Stored dataset items:
>>>>

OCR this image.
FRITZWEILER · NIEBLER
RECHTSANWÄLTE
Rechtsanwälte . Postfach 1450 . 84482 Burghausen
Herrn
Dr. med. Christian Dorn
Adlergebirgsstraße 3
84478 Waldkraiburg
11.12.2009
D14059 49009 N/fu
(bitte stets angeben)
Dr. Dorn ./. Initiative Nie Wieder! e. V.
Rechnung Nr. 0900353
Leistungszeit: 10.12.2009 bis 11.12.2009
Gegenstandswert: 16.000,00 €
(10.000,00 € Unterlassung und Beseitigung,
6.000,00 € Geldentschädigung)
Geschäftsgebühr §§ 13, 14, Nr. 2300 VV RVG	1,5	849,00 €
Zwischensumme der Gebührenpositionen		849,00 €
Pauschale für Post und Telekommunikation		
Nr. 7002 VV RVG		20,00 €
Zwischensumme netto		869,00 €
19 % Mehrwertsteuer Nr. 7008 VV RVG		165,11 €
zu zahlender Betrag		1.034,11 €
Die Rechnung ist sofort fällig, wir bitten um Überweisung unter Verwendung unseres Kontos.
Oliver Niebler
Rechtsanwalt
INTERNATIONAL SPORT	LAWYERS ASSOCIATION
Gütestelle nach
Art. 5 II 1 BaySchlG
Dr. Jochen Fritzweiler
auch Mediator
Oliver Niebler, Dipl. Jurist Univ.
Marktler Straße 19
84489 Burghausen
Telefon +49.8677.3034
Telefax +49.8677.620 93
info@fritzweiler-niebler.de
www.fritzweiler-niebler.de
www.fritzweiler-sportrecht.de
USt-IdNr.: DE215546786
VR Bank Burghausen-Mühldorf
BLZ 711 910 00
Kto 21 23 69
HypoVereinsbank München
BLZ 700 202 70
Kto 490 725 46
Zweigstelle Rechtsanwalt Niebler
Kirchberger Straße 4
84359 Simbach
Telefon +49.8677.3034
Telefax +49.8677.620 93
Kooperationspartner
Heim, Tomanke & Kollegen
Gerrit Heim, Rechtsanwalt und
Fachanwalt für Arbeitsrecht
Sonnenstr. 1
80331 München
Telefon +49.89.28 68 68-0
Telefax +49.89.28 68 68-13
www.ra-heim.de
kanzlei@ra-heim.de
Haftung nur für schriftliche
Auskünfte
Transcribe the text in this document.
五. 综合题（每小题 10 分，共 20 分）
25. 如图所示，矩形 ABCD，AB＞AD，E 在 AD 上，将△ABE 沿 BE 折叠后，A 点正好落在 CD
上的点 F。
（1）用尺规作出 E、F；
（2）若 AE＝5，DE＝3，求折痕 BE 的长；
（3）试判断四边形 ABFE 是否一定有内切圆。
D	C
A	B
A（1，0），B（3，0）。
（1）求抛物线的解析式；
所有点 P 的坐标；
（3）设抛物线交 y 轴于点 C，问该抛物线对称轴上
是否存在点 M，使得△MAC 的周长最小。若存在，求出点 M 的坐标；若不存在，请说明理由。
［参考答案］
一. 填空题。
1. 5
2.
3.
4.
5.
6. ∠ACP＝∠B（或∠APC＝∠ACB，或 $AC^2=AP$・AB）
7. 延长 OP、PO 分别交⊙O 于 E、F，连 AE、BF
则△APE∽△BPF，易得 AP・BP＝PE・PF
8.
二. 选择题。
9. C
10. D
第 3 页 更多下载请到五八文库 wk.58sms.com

<<<<

PROBLEM TO WORK ON>
Each record above should be restated word for word.

EXPECTED ANSWER>
OCR this image.
FRITZWEILER · NIEBLER
RECHTSANWÄLTE
Rechtsanwälte . Postfach 1450 . 84482 Burghausen
Herrn
Dr. med. Christian Dorn
Adlergebirgsstraße 3
84478 Waldkraiburg
11.12.2009
D14059 49009 N/fu
(bitte stets angeben)
Dr. Dorn ./. Initiative Nie Wieder! e. V.
Rechnung Nr. 0900353
Leistungszeit: 10.12.2009 bis 11.12.2009
Gegenstandswert: 16.000,00 €
(10.000,00 € Unterlassung und Beseitigung,
6.000,00 € Geldentschädigung)
Geschäftsgebühr §§ 13, 14, Nr. 2300 VV RVG	1,5	849,00 €
Zwischensumme der Gebührenpositionen		849,00 €
Pauschale für Post und Telekommunikation		
Nr. 7002 VV RVG		20,00 €
Zwischensumme netto		869,00 €
19 % Mehrwertsteuer Nr. 7008 VV RVG		165,11 €
zu zahlender Betrag		1.034,11 €
Die Rechnung ist sofort fällig, wir bitten um Überweisung unter Verwendung unseres Kontos.
Oliver Niebler
Rechtsanwalt
INTERNATIONAL SPORT	LAWYERS ASSOCIATION
Gütestelle nach
Art. 5 II 1 BaySchlG
Dr. Jochen Fritzweiler
auch Mediator
Oliver Niebler, Dipl. Jurist Univ.
Marktler Straße 19
84489 Burghausen
Telefon +49.8677.3034
Telefax +49.8677.620 93
info@fritzweiler-niebler.de
www.fritzweiler-niebler.de
www.fritzweiler-sportrecht.de
USt-IdNr.: DE215546786
VR Bank Burghausen-Mühldorf
BLZ 711 910 00
Kto 21 23 69
HypoVereinsbank München
BLZ 700 202 70
Kto 490 725 46
Zweigstelle Rechtsanwalt Niebler
Kirchberger Straße 4
84359 Simbach
Telefon +49.8677.3034
Telefax +49.8677.620 93
Kooperationspartner
Heim, Tomanke & Kollegen
Gerrit Heim, Rechtsanwalt und
Fachanwalt für Arbeitsrecht
Sonnenstr. 1
80331 München
Telefon +49.89.28 68 68-0
Telefax +49.89.28 68 68-13
www.ra-heim.de
kanzlei@ra-heim.de
Haftung nur für schriftliche
Auskünfte
Transcribe the text in this document.
五. 综合题（每小题 10 分，共 20 分）
25. 如图所示，矩形 ABCD，AB＞AD，E 在 AD 上，将△ABE 沿 BE 折叠后，A 点正好落在 CD
上的点 F。
（1）用尺规作出 E、F；
（2）若 AE＝5，DE＝3，求折痕 BE 的长；
（3）试判断四边形 ABFE 是否一定有内切圆。
D	C
A	B
A（1，0），B（3，0）。
（1）求抛物线的解析式；
所有点 P 的坐标；
（3）设抛物线交 y 轴于点 C，问该抛物线对称轴上
是否存在点 M，使得△MAC 的周长最小。若存在，求出点 M 的坐标；若不存在，请说明理由。
［参考答案］
一. 填空题。
1. 5
2.
3.
4.
5.
6. ∠ACP＝∠B（或∠APC＝∠ACB，或 $AC^2=AP$・AB）
7. 延长 OP、PO 分别交⊙O 于 E、F，连 AE、BF
则△APE∽△BPF，易得 AP・BP＝PE・PF
8.
二. 选择题。
9. C
10. D
第 3 页 更多下载请到五八文库 wk.58sms.com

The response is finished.